* [Problem statement]: Show each line of the data below that has the string "this" in it.
* start Source data *
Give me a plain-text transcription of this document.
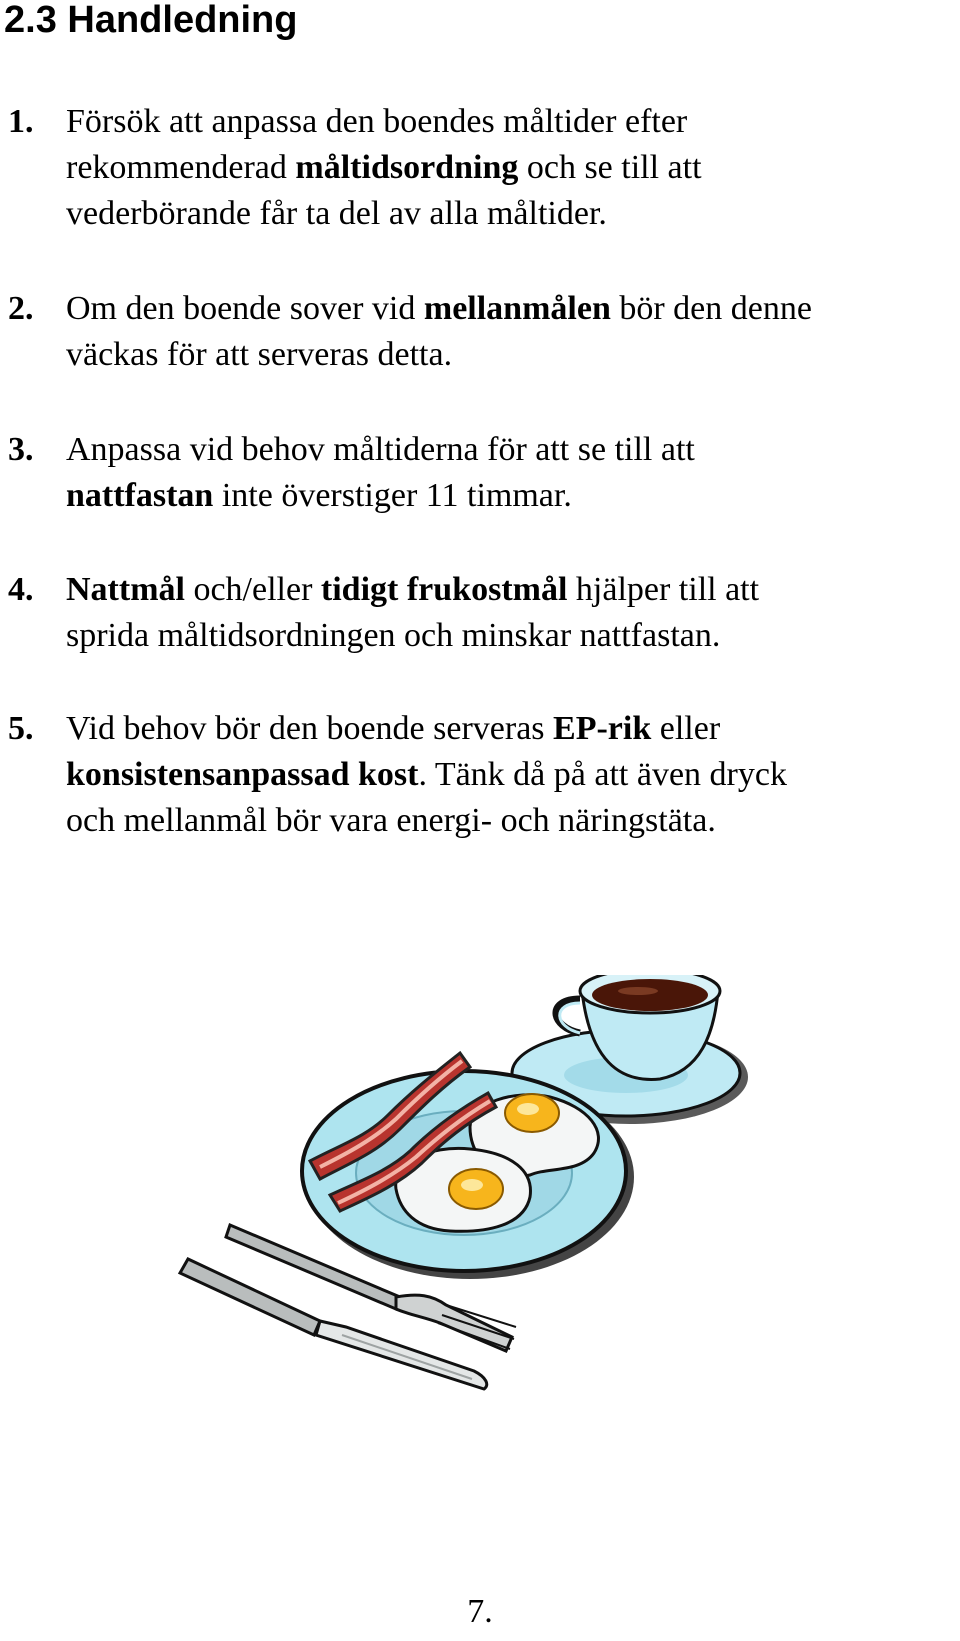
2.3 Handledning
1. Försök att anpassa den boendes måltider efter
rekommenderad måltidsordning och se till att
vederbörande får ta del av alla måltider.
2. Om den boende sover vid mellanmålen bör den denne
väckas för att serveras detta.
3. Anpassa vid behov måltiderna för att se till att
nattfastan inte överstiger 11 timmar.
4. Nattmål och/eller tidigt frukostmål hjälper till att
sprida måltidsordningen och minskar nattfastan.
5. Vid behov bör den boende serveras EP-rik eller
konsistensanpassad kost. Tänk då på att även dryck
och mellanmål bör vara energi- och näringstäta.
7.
* end Source data *
* start Source data *
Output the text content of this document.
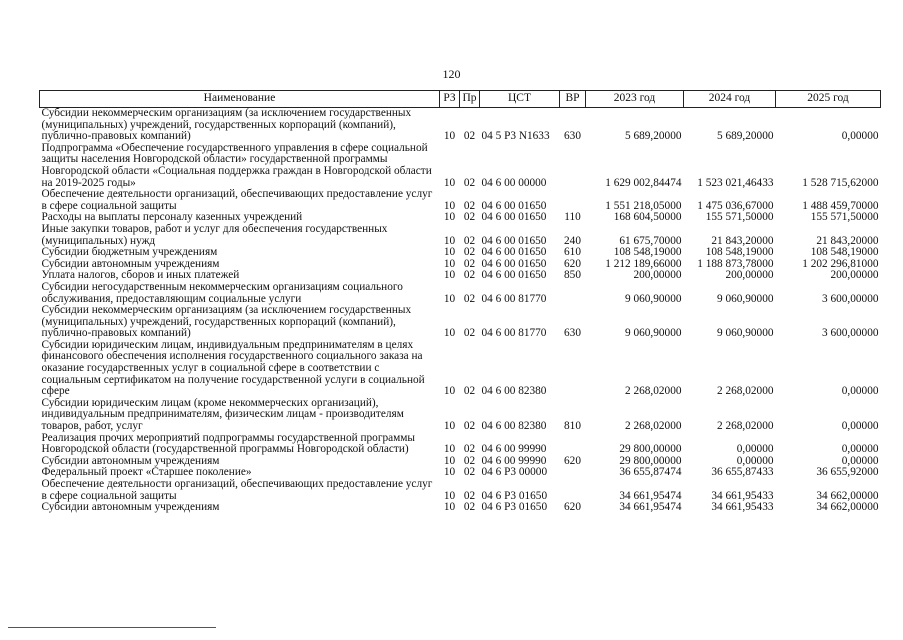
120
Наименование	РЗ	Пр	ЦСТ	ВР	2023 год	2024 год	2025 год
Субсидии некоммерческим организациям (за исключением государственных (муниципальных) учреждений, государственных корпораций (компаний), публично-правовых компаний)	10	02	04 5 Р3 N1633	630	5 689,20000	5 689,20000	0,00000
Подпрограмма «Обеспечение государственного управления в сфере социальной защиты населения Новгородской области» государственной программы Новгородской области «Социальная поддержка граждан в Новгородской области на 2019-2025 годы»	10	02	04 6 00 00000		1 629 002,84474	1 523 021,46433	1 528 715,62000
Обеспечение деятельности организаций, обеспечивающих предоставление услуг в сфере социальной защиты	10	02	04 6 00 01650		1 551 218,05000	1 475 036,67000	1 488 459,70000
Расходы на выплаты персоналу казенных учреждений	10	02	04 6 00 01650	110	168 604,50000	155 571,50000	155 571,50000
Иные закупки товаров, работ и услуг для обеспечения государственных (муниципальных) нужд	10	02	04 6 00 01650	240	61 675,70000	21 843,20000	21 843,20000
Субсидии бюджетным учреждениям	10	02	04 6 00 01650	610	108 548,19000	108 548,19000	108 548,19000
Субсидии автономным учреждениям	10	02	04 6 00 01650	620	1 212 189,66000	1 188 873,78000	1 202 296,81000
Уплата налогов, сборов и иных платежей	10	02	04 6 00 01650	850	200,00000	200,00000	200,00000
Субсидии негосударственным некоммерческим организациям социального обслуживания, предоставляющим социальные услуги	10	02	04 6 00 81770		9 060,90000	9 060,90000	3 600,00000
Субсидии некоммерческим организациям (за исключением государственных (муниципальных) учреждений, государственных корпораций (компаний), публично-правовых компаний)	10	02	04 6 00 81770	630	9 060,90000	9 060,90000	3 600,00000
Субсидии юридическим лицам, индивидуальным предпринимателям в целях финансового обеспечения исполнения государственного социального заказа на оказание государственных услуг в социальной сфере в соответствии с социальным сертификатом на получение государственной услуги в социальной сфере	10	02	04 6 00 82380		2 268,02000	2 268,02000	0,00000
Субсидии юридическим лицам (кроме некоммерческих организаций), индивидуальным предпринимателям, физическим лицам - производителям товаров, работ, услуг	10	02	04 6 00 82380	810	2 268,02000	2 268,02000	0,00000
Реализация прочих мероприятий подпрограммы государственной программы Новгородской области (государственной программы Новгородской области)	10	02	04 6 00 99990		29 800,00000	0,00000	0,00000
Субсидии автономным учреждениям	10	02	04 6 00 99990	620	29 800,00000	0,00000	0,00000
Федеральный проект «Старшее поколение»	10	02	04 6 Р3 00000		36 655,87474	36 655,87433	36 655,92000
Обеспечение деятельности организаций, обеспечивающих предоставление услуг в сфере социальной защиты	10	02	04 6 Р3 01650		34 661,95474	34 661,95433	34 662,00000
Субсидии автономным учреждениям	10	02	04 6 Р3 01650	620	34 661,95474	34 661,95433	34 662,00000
* end Source data *
* [Written answer]:
Give me a plain-text transcription of this document.
Output the text content of this document.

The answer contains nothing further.